(Source data)
::::
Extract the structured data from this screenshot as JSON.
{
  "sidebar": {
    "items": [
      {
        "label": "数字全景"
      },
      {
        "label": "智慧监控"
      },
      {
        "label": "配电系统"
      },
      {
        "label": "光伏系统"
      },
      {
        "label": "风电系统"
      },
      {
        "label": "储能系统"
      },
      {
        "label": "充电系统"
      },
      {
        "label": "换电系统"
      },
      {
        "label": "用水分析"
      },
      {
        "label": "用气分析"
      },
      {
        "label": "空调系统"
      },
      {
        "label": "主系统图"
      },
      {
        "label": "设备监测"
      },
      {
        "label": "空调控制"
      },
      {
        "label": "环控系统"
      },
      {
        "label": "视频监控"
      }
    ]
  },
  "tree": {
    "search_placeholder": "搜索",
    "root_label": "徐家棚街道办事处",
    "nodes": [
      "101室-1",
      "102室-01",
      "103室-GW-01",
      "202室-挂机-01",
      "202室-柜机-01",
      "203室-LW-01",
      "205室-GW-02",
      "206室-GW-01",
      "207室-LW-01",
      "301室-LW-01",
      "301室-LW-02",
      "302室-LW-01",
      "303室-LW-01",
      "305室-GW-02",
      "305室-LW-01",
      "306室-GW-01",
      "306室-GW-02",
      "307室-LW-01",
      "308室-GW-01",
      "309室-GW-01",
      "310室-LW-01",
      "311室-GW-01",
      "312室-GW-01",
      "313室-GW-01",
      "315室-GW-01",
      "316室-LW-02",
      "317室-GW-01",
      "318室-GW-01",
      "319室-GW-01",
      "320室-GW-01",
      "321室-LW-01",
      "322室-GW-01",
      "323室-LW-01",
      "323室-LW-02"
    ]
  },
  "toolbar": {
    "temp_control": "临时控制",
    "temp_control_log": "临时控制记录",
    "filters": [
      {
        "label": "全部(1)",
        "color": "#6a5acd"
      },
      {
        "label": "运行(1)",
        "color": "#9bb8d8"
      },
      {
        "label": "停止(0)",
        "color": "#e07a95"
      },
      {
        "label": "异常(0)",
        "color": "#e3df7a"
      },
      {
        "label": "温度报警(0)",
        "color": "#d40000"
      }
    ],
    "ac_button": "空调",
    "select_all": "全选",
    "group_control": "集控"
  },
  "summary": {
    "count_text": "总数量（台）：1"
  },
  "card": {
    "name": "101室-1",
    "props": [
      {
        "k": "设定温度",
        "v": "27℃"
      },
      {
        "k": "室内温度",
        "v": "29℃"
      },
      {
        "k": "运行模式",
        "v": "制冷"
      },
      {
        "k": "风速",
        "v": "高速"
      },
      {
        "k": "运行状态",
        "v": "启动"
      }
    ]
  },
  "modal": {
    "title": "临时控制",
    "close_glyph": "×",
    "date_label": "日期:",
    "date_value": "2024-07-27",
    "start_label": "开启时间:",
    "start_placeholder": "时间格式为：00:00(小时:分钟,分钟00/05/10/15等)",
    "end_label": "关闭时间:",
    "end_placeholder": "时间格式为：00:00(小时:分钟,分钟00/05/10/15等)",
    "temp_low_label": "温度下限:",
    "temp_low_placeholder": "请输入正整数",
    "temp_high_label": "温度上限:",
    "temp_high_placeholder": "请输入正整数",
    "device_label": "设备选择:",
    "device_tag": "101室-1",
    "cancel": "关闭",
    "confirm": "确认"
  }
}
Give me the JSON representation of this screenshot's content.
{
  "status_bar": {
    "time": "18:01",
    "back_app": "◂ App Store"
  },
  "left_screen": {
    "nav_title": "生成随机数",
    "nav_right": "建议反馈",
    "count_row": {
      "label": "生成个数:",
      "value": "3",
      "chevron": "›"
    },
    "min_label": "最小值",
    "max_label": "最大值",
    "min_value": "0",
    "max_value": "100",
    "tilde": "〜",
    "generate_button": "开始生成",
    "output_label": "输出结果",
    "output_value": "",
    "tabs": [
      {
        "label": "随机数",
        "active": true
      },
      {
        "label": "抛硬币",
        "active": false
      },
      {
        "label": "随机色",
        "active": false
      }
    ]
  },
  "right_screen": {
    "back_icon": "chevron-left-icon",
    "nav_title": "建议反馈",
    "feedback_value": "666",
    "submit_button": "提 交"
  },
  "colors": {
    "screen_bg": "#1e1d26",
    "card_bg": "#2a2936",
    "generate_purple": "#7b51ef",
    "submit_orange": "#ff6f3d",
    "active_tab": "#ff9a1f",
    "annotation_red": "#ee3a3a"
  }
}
::::
_Problem statement_
Where a line in the entries holds the word "this", copy that line.

_Result_
Extract the structured data from this screenshot as JSON.
Give me the JSON representation of this screenshot's content.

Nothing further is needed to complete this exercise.